▶ **What is needed**
All of the data must be printed exactly; please include every line.

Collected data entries
....

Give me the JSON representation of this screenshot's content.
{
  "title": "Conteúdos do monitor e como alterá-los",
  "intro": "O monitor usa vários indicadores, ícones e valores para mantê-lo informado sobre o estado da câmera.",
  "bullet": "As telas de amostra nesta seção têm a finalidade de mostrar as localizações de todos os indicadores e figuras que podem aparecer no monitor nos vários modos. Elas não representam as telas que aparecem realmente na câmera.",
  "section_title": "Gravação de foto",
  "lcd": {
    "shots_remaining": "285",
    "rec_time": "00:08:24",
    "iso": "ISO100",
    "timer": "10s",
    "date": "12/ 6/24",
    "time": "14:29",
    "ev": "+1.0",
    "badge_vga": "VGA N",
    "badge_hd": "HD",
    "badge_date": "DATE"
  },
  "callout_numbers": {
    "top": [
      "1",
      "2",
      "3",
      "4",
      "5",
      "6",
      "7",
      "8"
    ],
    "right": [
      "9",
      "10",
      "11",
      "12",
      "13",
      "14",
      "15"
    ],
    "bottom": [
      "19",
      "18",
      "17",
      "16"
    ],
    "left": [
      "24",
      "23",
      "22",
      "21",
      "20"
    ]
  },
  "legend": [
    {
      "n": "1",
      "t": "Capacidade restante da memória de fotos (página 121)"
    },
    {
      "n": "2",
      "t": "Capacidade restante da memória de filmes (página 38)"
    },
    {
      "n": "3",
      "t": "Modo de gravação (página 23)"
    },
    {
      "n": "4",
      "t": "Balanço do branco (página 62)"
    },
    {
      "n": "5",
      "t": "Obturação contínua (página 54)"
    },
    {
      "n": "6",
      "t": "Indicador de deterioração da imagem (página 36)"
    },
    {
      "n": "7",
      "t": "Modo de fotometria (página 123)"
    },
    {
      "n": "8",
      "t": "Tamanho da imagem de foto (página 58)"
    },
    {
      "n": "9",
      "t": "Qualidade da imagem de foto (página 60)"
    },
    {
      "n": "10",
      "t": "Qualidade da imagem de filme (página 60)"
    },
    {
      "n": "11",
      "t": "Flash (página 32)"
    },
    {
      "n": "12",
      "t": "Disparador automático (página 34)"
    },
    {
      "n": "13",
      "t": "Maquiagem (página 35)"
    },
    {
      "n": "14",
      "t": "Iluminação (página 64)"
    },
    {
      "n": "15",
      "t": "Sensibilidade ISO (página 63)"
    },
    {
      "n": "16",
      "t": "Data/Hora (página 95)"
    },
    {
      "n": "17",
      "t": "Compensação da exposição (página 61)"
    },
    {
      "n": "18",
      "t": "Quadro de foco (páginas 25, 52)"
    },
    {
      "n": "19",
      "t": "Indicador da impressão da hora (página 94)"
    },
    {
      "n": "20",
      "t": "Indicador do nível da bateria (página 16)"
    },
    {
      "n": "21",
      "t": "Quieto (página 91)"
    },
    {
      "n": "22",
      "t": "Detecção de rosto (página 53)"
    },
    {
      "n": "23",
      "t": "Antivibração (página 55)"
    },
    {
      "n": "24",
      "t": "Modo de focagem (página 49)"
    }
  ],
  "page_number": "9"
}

....

▶ **Exercise answer**
Give me the JSON representation of this screenshot's content.
{
  "title": "Conteúdos do monitor e como alterá-los",
  "intro": "O monitor usa vários indicadores, ícones e valores para mantê-lo informado sobre o estado da câmera.",
  "bullet": "As telas de amostra nesta seção têm a finalidade de mostrar as localizações de todos os indicadores e figuras que podem aparecer no monitor nos vários modos. Elas não representam as telas que aparecem realmente na câmera.",
  "section_title": "Gravação de foto",
  "lcd": {
    "shots_remaining": "285",
    "rec_time": "00:08:24",
    "iso": "ISO100",
    "timer": "10s",
    "date": "12/ 6/24",
    "time": "14:29",
    "ev": "+1.0",
    "badge_vga": "VGA N",
    "badge_hd": "HD",
    "badge_date": "DATE"
  },
  "callout_numbers": {
    "top": [
      "1",
      "2",
      "3",
      "4",
      "5",
      "6",
      "7",
      "8"
    ],
    "right": [
      "9",
      "10",
      "11",
      "12",
      "13",
      "14",
      "15"
    ],
    "bottom": [
      "19",
      "18",
      "17",
      "16"
    ],
    "left": [
      "24",
      "23",
      "22",
      "21",
      "20"
    ]
  },
  "legend": [
    {
      "n": "1",
      "t": "Capacidade restante da memória de fotos (página 121)"
    },
    {
      "n": "2",
      "t": "Capacidade restante da memória de filmes (página 38)"
    },
    {
      "n": "3",
      "t": "Modo de gravação (página 23)"
    },
    {
      "n": "4",
      "t": "Balanço do branco (página 62)"
    },
    {
      "n": "5",
      "t": "Obturação contínua (página 54)"
    },
    {
      "n": "6",
      "t": "Indicador de deterioração da imagem (página 36)"
    },
    {
      "n": "7",
      "t": "Modo de fotometria (página 123)"
    },
    {
      "n": "8",
      "t": "Tamanho da imagem de foto (página 58)"
    },
    {
      "n": "9",
      "t": "Qualidade da imagem de foto (página 60)"
    },
    {
      "n": "10",
      "t": "Qualidade da imagem de filme (página 60)"
    },
    {
      "n": "11",
      "t": "Flash (página 32)"
    },
    {
      "n": "12",
      "t": "Disparador automático (página 34)"
    },
    {
      "n": "13",
      "t": "Maquiagem (página 35)"
    },
    {
      "n": "14",
      "t": "Iluminação (página 64)"
    },
    {
      "n": "15",
      "t": "Sensibilidade ISO (página 63)"
    },
    {
      "n": "16",
      "t": "Data/Hora (página 95)"
    },
    {
      "n": "17",
      "t": "Compensação da exposição (página 61)"
    },
    {
      "n": "18",
      "t": "Quadro de foco (páginas 25, 52)"
    },
    {
      "n": "19",
      "t": "Indicador da impressão da hora (página 94)"
    },
    {
      "n": "20",
      "t": "Indicador do nível da bateria (página 16)"
    },
    {
      "n": "21",
      "t": "Quieto (página 91)"
    },
    {
      "n": "22",
      "t": "Detecção de rosto (página 53)"
    },
    {
      "n": "23",
      "t": "Antivibração (página 55)"
    },
    {
      "n": "24",
      "t": "Modo de focagem (página 49)"
    }
  ],
  "page_number": "9"
}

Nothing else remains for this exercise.